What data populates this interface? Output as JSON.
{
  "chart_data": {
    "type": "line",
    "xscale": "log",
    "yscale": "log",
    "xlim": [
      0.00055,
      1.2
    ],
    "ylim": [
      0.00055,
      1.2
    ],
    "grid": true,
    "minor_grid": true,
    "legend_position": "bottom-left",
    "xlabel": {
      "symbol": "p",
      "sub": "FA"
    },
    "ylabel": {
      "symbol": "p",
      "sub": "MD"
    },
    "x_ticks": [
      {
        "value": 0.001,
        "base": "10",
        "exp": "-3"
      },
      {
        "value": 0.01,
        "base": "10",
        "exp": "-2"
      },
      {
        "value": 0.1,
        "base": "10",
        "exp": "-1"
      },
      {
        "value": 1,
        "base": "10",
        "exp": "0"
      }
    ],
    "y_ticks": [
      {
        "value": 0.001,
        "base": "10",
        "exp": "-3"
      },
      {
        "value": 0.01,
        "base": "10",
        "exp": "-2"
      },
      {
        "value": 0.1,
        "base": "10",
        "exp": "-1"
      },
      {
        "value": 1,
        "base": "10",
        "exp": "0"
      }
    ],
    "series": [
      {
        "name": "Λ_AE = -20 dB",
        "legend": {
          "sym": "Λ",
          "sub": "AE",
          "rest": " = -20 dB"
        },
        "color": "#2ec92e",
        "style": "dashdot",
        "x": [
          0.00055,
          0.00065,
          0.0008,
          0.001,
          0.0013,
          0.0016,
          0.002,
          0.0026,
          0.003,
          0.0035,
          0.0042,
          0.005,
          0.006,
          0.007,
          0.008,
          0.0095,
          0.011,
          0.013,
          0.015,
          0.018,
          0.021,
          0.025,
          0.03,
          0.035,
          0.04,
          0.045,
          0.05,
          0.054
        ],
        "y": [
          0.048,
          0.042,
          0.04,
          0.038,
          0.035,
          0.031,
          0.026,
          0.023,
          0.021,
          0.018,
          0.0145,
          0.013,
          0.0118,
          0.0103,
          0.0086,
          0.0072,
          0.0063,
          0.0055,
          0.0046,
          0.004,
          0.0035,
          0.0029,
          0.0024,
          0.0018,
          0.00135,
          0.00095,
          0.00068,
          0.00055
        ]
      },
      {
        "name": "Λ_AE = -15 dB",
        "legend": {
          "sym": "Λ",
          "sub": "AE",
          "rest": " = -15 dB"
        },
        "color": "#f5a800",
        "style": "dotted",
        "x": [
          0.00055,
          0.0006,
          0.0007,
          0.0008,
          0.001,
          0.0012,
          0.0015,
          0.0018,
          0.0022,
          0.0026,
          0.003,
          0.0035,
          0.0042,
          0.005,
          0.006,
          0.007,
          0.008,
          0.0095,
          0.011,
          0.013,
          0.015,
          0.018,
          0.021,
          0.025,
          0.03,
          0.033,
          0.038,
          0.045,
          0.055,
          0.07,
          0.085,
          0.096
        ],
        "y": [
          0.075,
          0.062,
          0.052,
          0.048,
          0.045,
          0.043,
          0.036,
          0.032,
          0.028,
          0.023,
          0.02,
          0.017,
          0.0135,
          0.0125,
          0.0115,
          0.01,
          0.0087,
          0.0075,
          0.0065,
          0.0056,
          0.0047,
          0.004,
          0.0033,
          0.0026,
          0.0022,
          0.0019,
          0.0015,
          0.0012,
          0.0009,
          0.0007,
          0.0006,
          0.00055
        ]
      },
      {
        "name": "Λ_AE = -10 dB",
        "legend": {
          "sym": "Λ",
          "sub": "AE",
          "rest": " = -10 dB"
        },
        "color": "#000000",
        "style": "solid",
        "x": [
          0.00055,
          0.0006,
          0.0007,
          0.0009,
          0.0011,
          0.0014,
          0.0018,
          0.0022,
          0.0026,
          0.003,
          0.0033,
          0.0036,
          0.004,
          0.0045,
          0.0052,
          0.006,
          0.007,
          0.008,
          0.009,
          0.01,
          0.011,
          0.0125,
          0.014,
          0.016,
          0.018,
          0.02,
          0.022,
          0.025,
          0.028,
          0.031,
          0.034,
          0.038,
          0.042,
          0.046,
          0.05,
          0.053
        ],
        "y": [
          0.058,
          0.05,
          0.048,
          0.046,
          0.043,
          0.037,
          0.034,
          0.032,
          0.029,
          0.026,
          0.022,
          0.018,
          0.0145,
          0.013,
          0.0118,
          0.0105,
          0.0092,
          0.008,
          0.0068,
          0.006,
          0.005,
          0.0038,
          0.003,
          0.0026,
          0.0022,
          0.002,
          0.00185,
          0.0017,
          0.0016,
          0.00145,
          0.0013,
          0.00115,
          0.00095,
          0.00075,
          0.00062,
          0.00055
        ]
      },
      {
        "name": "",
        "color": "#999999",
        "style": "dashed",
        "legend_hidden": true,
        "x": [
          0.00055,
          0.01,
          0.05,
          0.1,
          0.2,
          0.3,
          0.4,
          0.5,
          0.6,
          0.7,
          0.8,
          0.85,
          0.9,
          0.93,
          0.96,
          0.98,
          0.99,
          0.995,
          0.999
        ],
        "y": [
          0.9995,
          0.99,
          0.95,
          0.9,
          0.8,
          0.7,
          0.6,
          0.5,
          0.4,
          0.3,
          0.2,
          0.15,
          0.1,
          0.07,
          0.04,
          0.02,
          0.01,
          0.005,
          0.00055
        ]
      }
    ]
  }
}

• Set exercise
Extract every line of the records above that contains the word "style".

• Output of the task
        "style": "dashdot",
        "style": "dotted",
        "style": "solid",
        "style": "dashed",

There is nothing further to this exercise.